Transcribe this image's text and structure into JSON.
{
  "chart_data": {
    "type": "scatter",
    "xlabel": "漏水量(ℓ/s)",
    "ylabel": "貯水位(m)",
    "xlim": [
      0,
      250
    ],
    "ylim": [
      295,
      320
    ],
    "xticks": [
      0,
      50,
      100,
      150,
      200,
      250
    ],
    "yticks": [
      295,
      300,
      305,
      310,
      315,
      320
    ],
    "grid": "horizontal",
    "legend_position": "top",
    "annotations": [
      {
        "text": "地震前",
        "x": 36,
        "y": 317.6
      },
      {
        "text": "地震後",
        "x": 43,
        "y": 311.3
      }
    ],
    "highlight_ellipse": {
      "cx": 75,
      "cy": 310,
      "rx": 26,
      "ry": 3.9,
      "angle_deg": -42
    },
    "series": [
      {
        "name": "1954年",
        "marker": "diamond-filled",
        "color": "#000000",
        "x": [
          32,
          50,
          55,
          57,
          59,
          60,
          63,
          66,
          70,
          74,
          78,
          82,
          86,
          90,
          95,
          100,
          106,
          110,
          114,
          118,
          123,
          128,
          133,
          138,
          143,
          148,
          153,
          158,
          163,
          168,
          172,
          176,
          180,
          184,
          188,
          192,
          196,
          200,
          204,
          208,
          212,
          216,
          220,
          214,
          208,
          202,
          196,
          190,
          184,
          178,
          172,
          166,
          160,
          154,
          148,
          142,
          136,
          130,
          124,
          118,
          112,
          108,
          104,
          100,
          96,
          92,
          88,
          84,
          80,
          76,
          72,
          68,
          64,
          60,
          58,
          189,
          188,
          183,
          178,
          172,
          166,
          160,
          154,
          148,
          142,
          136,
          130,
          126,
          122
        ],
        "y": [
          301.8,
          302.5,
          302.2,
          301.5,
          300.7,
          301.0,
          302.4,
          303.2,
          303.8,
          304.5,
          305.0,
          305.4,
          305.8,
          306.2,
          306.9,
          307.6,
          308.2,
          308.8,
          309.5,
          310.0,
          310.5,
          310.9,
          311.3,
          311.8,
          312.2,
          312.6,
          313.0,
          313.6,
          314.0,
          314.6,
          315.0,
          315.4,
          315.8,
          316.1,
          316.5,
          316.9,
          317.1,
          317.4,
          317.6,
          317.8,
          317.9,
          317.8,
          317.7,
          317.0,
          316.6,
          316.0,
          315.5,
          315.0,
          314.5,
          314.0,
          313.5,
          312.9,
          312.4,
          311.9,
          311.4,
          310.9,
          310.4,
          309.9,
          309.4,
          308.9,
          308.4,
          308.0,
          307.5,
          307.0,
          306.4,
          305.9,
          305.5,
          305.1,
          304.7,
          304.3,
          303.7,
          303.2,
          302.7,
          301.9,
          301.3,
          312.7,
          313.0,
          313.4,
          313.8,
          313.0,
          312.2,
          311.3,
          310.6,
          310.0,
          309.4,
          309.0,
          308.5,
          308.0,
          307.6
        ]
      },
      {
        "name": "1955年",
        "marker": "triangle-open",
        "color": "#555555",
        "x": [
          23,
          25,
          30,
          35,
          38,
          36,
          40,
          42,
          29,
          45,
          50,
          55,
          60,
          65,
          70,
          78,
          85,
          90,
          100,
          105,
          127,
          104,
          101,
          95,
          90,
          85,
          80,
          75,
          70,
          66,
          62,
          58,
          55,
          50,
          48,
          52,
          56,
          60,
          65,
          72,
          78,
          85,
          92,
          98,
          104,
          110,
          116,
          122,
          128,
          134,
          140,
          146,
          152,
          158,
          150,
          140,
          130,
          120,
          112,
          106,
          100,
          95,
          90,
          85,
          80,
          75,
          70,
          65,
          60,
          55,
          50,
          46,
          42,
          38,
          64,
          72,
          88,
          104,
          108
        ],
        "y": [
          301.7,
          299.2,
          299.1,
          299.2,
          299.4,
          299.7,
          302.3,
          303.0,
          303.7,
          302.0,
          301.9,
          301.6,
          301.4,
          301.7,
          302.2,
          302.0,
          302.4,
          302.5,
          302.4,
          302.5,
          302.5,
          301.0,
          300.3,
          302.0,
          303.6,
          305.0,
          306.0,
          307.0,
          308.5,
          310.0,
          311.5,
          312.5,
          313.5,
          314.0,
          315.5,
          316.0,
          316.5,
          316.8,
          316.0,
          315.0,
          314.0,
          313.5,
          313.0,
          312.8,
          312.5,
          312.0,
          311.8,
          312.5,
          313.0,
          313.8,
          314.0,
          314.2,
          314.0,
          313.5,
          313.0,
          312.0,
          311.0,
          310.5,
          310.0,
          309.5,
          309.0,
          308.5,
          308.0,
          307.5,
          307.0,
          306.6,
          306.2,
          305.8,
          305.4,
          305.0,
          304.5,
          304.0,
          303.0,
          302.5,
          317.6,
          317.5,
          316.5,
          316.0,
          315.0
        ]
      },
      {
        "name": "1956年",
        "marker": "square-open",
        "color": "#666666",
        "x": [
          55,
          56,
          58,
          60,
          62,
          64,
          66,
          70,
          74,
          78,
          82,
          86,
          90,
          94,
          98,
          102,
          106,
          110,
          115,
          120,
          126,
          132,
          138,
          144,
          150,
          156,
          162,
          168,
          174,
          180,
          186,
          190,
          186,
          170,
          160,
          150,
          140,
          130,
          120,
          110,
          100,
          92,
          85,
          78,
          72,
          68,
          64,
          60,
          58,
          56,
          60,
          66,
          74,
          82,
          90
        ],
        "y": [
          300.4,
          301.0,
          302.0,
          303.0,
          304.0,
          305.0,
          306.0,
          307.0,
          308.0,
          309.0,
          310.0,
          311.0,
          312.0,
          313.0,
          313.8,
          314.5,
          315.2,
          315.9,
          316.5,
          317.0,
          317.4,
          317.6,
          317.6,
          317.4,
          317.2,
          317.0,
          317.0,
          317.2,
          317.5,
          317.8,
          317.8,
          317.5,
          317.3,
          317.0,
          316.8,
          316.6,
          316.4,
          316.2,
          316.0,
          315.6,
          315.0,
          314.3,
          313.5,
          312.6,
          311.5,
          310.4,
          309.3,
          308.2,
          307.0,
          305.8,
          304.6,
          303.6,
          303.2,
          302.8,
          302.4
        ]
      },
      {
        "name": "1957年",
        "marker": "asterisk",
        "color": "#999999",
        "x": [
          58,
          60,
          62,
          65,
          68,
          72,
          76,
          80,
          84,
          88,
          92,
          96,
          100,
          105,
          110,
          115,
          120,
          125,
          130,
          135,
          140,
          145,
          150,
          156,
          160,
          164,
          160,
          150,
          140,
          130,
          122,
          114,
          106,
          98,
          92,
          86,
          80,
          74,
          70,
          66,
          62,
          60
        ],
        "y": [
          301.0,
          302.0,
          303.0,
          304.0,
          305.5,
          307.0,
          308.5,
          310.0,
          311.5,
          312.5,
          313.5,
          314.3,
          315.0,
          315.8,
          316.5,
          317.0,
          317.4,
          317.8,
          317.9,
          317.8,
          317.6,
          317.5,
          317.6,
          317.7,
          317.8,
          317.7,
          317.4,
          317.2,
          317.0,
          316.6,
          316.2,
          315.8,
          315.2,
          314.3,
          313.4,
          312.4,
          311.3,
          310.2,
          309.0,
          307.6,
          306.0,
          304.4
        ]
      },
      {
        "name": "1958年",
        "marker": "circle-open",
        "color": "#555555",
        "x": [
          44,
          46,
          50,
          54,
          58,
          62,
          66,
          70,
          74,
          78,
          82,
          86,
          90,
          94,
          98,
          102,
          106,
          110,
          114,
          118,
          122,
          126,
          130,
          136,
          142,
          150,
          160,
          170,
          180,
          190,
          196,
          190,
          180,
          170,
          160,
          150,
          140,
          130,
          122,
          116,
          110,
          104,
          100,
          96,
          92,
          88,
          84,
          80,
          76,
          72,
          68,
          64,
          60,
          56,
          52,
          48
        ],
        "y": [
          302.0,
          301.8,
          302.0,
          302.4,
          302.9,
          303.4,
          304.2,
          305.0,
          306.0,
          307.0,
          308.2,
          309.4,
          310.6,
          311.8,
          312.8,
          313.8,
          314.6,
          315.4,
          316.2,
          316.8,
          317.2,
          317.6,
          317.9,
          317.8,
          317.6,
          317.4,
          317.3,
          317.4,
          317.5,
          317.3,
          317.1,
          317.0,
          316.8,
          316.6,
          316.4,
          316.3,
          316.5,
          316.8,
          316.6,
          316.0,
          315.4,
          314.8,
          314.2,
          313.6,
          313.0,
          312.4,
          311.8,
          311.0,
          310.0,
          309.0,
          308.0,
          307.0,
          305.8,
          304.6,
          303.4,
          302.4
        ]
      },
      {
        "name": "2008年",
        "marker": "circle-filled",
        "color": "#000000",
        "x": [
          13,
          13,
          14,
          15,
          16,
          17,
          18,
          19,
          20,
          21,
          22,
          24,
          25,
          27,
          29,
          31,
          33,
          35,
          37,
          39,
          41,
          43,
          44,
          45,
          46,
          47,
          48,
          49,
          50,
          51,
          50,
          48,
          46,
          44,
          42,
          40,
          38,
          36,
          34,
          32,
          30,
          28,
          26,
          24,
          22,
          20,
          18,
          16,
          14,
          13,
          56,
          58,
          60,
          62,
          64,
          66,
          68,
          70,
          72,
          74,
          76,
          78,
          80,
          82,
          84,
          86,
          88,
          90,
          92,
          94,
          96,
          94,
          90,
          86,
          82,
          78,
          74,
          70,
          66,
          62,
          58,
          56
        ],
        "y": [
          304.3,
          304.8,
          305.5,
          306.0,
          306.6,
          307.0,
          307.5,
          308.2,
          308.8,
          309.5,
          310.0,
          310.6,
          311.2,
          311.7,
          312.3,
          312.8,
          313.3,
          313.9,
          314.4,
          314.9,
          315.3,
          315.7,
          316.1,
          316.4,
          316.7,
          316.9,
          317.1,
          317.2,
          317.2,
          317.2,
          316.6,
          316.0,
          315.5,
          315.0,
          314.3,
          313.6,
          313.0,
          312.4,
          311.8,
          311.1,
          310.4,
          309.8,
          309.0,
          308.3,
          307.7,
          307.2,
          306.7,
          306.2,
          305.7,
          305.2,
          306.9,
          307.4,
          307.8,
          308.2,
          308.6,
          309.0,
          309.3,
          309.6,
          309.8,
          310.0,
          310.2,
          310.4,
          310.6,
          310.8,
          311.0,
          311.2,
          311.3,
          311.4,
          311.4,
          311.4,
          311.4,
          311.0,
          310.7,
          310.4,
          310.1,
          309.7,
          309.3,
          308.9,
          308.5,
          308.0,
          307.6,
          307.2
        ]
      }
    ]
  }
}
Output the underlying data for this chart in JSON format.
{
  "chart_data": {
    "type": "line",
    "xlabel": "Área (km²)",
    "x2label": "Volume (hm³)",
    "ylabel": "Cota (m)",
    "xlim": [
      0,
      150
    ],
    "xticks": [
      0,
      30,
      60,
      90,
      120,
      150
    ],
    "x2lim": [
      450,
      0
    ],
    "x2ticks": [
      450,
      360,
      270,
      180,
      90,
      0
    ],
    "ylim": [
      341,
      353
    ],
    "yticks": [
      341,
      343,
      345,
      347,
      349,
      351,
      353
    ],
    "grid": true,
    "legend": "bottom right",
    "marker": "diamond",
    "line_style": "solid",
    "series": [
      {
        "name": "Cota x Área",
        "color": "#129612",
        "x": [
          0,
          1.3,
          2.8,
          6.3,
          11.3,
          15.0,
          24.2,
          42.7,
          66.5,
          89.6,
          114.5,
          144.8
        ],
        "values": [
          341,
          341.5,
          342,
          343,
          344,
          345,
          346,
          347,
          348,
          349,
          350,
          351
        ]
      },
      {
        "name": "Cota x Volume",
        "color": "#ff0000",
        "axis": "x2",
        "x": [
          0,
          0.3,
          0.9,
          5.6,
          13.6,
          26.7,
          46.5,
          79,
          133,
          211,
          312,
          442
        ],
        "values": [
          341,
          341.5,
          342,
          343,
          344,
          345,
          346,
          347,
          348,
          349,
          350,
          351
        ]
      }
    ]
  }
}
________________________________________
▶ _Exercise instructions_
Look through the data above. Copy every line with the string "color" in it.

▶ _Exercise response_
        "color": "#000000",
        "color": "#555555",
        "color": "#666666",
        "color": "#999999",
        "color": "#555555",
        "color": "#000000",
        "color": "#129612",
        "color": "#ff0000",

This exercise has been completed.